*Input for this task*:

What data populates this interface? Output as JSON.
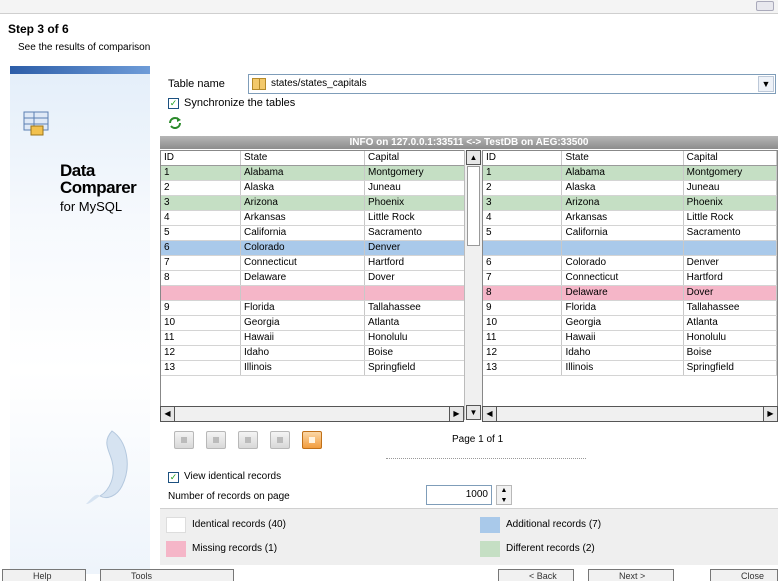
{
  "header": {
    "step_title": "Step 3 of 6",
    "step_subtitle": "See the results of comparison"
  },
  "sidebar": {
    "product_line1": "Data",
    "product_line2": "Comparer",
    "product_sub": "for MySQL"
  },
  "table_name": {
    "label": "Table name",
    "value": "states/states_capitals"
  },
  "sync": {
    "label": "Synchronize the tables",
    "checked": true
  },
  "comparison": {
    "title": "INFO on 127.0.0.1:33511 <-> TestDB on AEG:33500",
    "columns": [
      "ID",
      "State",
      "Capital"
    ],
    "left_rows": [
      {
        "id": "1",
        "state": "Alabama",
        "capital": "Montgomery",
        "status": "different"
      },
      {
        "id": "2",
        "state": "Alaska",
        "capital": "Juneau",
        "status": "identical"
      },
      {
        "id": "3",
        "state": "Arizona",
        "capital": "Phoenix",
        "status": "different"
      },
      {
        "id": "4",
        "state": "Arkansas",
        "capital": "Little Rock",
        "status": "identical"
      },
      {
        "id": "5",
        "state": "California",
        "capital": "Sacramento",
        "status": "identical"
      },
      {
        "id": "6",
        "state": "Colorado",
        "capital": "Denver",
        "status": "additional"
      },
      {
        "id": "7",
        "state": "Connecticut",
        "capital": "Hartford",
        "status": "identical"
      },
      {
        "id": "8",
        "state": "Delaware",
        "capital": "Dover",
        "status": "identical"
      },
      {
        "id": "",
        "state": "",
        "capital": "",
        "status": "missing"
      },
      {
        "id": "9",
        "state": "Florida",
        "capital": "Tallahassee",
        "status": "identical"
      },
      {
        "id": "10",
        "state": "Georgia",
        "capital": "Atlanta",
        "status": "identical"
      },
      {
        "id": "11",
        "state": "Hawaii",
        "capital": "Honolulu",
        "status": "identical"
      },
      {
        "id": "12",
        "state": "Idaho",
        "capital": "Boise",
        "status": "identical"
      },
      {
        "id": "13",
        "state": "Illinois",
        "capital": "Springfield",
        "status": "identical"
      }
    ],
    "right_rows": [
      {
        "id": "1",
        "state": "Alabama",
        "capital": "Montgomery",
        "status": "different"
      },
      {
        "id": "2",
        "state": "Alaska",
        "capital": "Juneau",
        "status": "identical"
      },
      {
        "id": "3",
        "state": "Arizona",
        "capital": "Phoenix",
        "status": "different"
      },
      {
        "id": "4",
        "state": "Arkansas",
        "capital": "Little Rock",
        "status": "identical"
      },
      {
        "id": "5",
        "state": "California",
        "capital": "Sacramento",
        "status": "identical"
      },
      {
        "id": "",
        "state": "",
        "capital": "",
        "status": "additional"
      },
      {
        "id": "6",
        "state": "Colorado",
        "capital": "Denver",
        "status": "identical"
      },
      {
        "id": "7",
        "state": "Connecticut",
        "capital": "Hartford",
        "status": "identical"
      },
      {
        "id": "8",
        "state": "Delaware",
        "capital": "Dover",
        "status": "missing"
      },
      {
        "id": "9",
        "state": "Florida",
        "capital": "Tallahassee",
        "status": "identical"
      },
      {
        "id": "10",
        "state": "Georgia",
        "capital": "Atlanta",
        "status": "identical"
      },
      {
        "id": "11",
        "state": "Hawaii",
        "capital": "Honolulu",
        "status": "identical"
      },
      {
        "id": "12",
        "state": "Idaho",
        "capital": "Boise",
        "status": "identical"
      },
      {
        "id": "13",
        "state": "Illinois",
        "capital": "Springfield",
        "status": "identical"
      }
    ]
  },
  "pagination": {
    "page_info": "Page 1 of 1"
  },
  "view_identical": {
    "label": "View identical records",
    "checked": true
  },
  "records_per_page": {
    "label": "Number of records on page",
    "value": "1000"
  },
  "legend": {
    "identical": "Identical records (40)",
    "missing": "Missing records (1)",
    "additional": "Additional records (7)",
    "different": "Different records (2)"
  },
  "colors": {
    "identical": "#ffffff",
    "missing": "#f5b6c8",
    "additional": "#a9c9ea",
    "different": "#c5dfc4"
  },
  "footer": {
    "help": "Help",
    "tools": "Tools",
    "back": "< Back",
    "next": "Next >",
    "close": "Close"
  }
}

* * *

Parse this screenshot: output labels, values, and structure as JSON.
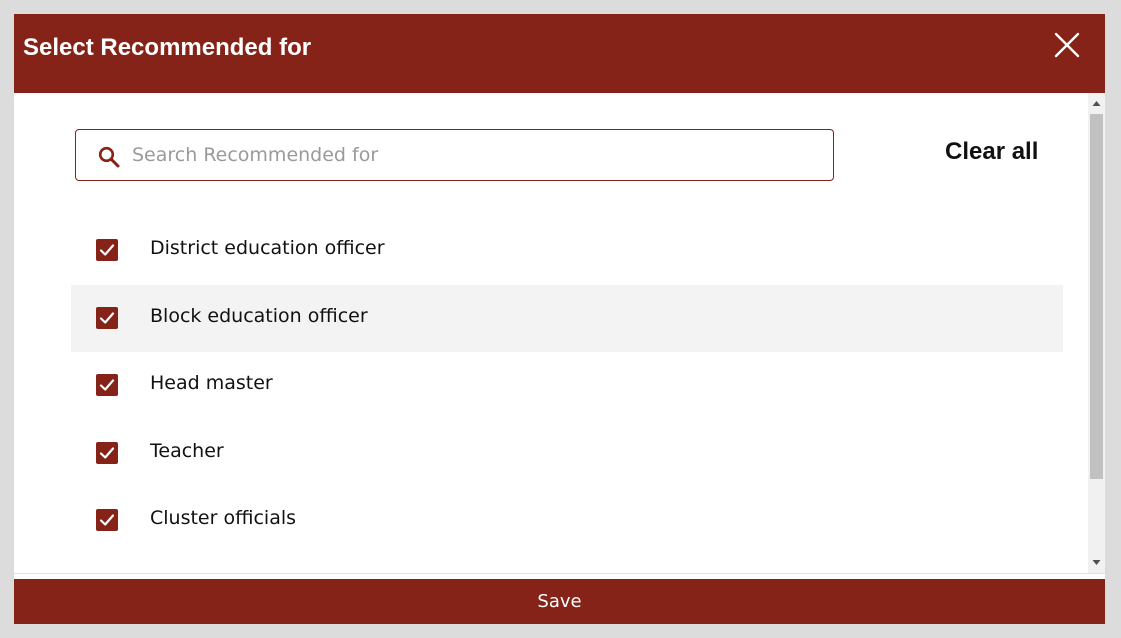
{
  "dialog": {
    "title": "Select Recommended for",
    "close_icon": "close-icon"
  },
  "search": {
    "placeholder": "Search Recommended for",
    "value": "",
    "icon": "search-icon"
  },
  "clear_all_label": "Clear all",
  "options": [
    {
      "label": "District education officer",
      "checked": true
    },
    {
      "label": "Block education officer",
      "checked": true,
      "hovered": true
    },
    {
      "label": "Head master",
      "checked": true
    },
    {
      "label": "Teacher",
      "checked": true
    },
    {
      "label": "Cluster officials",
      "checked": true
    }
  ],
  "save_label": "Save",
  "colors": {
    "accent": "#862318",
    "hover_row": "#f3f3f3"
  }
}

*Set task*:
Pull out all lines from the entries above in which the word "officer" appears.

*Answer*:
      "label": "District education officer",
      "label": "Block education officer",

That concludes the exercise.